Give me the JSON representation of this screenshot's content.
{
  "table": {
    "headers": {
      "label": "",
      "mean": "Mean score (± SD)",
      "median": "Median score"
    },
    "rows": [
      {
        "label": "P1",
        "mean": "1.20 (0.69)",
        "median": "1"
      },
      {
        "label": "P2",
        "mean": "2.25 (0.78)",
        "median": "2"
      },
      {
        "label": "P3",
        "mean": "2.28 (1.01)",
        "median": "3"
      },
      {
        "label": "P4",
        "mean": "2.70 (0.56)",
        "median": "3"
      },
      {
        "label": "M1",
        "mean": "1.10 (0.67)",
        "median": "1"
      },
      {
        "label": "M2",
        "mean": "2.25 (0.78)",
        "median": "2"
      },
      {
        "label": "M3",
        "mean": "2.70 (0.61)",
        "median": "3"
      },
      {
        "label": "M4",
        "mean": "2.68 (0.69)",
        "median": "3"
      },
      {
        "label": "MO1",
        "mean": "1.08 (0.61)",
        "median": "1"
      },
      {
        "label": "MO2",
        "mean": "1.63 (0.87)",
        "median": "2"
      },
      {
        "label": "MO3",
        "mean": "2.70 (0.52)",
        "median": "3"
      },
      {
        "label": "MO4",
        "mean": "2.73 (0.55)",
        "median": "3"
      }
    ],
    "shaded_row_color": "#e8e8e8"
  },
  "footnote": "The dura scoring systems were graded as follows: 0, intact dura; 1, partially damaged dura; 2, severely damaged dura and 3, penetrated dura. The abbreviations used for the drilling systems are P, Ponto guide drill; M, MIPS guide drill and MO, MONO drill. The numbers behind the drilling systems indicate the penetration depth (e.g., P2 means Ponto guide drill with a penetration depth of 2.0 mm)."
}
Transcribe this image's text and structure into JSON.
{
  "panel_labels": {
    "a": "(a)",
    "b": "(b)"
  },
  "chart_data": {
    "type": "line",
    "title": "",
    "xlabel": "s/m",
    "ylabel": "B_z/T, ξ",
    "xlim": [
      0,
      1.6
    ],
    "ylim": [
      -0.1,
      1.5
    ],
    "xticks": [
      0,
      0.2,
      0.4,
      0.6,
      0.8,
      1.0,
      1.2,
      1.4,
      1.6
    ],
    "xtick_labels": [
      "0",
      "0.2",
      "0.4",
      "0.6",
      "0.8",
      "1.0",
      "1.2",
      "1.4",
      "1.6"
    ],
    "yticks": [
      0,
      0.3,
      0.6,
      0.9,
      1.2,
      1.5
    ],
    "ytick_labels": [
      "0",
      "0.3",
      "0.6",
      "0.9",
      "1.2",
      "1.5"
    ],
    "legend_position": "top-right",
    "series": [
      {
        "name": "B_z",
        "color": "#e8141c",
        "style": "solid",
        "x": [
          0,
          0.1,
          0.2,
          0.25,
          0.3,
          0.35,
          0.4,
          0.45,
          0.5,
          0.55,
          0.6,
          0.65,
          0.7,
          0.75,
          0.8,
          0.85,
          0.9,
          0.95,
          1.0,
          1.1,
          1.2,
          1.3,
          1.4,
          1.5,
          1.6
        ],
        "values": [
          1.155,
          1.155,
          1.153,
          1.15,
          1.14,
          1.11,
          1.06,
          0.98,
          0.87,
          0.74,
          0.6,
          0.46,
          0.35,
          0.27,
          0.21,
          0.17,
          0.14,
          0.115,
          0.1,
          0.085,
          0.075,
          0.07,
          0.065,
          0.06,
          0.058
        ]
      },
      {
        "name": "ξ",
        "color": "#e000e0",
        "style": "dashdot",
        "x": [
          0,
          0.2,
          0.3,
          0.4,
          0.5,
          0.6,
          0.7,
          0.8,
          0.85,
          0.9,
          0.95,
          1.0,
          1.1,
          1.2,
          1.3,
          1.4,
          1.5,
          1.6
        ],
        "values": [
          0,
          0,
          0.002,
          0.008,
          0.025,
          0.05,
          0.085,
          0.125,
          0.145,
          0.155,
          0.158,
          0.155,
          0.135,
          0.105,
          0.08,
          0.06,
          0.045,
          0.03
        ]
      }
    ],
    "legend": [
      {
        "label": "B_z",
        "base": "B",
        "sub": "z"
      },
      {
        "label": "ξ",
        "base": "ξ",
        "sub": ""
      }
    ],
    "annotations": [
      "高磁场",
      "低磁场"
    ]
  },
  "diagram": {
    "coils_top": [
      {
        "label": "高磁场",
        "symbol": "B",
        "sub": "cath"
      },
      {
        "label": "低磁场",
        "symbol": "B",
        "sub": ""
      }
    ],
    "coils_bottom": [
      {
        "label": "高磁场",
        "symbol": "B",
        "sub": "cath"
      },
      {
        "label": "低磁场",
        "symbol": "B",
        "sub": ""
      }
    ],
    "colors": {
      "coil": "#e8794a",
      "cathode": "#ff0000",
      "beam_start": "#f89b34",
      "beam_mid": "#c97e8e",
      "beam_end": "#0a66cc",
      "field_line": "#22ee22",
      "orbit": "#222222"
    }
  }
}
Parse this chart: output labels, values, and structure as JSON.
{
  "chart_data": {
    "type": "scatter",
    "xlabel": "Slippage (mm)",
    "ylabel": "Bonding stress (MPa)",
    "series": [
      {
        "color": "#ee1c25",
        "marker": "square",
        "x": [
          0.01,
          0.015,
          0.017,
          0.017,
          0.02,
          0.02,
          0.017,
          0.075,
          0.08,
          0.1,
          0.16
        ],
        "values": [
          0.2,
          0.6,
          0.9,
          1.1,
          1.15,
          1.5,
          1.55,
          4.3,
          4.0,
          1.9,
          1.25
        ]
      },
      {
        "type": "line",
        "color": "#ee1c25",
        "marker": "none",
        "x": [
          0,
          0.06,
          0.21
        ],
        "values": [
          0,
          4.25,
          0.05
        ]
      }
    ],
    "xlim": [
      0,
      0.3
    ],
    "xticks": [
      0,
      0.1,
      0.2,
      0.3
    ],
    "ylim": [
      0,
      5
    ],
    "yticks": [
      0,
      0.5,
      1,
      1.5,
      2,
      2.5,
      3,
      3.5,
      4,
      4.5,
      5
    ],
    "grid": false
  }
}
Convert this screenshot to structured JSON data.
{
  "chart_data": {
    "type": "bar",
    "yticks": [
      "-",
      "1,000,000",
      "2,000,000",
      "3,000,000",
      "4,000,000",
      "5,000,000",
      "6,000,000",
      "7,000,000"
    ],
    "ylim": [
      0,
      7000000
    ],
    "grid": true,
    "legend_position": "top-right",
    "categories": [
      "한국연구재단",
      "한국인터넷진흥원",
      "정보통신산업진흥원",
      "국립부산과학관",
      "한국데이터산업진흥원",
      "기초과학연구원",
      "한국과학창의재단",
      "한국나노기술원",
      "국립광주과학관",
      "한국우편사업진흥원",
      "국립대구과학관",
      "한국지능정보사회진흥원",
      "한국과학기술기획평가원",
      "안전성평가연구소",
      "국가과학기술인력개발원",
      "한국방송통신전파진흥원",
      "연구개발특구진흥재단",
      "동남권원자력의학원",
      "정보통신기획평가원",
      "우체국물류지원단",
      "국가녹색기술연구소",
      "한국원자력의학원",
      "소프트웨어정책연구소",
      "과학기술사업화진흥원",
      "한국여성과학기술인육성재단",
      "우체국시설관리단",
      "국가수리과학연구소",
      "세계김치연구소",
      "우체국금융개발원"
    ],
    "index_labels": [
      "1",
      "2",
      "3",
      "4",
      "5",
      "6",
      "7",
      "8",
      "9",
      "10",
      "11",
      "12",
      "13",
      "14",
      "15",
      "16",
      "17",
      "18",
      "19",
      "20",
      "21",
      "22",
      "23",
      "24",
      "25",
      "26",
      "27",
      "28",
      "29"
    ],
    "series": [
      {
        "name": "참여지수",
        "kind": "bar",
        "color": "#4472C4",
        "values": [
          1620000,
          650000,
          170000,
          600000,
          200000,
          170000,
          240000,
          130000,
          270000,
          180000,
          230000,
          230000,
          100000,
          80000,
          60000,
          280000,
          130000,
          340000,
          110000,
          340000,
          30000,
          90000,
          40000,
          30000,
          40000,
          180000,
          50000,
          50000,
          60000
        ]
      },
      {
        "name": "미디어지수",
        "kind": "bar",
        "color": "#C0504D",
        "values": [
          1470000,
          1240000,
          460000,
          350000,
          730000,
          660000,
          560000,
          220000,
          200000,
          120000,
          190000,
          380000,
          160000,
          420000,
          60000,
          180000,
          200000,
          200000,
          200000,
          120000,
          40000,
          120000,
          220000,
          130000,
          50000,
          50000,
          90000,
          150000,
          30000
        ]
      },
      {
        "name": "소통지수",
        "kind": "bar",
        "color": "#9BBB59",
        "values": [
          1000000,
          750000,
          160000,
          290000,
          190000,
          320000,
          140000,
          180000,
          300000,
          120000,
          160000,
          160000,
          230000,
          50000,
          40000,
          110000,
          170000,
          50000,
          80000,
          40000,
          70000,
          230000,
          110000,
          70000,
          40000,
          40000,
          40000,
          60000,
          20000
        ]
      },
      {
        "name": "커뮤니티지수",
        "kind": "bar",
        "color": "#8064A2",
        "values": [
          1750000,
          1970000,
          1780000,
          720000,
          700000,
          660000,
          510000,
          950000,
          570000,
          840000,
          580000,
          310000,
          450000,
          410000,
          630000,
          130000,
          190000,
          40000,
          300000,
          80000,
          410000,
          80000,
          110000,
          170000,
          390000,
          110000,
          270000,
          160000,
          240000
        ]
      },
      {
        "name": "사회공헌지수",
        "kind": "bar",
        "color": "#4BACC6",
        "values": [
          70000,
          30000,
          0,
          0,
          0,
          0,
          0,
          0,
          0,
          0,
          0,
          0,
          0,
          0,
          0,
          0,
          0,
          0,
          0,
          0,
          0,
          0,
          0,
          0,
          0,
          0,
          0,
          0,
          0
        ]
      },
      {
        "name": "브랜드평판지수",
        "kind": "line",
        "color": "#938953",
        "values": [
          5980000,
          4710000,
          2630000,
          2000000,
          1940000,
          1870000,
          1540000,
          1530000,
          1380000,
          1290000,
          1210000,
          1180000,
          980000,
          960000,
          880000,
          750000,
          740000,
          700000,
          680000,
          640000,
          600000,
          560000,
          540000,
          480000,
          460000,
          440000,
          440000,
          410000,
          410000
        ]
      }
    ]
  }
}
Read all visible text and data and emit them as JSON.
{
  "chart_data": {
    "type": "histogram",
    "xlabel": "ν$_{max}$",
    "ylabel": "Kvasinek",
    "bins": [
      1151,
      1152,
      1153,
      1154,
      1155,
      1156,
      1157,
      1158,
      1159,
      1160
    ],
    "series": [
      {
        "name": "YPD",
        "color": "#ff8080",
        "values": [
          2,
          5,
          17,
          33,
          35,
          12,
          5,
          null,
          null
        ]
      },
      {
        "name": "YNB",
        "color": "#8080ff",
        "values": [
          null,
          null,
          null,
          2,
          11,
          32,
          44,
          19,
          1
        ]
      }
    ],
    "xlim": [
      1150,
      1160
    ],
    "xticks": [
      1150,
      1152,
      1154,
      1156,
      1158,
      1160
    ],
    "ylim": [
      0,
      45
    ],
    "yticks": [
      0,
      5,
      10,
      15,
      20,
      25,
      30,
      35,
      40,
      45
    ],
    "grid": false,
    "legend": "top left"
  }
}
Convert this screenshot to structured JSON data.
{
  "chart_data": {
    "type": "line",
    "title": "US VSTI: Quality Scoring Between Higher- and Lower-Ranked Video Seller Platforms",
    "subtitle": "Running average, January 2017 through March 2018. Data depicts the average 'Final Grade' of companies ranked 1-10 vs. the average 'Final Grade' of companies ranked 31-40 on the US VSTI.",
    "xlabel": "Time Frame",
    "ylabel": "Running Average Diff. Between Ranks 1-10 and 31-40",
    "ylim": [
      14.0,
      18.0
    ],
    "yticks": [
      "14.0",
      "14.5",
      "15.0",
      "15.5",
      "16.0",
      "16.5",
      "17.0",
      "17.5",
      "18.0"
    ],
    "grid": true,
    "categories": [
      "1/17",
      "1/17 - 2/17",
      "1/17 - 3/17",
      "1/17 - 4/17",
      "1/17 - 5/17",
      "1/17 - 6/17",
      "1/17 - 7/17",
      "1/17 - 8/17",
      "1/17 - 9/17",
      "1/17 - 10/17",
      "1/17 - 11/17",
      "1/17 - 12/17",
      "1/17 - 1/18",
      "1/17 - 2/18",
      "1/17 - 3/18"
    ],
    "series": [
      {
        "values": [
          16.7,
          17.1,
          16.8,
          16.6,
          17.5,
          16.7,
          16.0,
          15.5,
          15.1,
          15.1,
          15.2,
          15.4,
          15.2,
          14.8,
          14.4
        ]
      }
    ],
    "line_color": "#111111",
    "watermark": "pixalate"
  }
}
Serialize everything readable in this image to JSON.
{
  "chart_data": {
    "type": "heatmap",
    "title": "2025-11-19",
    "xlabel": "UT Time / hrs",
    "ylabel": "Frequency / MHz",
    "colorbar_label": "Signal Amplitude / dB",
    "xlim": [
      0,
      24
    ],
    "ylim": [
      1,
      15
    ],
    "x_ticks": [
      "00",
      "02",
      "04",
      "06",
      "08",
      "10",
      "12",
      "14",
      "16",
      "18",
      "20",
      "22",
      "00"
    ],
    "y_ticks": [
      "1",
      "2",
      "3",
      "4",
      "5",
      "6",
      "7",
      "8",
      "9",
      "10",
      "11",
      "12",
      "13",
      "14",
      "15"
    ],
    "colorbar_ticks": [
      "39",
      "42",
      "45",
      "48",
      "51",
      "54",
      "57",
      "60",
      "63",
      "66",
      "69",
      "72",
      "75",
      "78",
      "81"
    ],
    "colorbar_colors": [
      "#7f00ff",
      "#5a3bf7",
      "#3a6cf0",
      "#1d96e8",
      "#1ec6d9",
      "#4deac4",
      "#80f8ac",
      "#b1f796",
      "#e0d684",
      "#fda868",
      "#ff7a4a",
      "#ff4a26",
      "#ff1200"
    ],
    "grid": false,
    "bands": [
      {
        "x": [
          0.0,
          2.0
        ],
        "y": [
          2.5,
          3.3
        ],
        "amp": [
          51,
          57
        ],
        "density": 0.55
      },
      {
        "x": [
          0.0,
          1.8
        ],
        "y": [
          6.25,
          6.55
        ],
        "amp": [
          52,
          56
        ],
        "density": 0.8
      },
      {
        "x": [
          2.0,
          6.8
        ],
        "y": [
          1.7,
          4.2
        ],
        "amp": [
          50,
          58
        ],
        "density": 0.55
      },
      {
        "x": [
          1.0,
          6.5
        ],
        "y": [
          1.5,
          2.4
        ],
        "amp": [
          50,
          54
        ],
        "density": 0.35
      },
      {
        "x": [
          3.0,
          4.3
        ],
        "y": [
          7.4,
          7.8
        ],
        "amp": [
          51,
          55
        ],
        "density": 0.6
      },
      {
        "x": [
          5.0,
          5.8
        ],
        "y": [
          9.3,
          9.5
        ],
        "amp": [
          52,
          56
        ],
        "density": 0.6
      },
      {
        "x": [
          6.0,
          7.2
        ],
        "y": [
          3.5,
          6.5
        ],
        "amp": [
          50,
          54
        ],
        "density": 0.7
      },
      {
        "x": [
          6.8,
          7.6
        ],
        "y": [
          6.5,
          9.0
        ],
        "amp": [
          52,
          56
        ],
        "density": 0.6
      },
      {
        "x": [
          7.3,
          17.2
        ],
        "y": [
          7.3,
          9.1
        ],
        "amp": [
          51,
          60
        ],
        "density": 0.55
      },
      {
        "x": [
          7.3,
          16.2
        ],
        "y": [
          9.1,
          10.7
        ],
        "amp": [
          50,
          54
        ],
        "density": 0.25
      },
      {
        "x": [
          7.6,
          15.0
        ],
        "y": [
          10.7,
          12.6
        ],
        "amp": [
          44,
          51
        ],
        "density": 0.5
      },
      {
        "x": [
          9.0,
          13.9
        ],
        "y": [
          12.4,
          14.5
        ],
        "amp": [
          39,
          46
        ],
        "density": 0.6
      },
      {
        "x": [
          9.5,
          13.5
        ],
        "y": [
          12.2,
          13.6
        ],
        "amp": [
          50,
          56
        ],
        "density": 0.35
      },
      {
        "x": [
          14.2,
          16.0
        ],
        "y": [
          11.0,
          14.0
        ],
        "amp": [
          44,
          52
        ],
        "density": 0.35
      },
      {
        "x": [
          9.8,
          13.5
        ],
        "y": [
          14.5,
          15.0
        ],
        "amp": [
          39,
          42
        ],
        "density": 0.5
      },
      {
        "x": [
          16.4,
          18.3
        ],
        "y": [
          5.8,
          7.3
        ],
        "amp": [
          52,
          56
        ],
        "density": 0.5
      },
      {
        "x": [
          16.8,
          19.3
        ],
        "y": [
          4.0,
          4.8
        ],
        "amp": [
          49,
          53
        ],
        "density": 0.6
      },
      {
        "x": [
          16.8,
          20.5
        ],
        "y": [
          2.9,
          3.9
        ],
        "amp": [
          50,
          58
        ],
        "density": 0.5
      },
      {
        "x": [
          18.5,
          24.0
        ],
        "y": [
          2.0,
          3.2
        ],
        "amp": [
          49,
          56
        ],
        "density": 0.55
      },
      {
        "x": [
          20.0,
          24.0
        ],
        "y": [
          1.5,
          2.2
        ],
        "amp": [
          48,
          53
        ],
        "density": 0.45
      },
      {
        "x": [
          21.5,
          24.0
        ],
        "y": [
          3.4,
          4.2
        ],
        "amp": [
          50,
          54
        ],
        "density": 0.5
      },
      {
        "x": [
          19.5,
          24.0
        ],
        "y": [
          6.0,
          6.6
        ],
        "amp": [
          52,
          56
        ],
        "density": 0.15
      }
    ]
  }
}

--------------------

■ PROBLEM
Return each line of the data that contains the string "JSON".

■ TASK SOLUTION
Give me the JSON representation of this screenshot's content.
Transcribe this image's text and structure into JSON.
Parse this chart: output labels, values, and structure as JSON.
Convert this screenshot to structured JSON data.
Read all visible text and data and emit them as JSON.
Convert this screenshot to structured JSON data.
Serialize everything readable in this image to JSON.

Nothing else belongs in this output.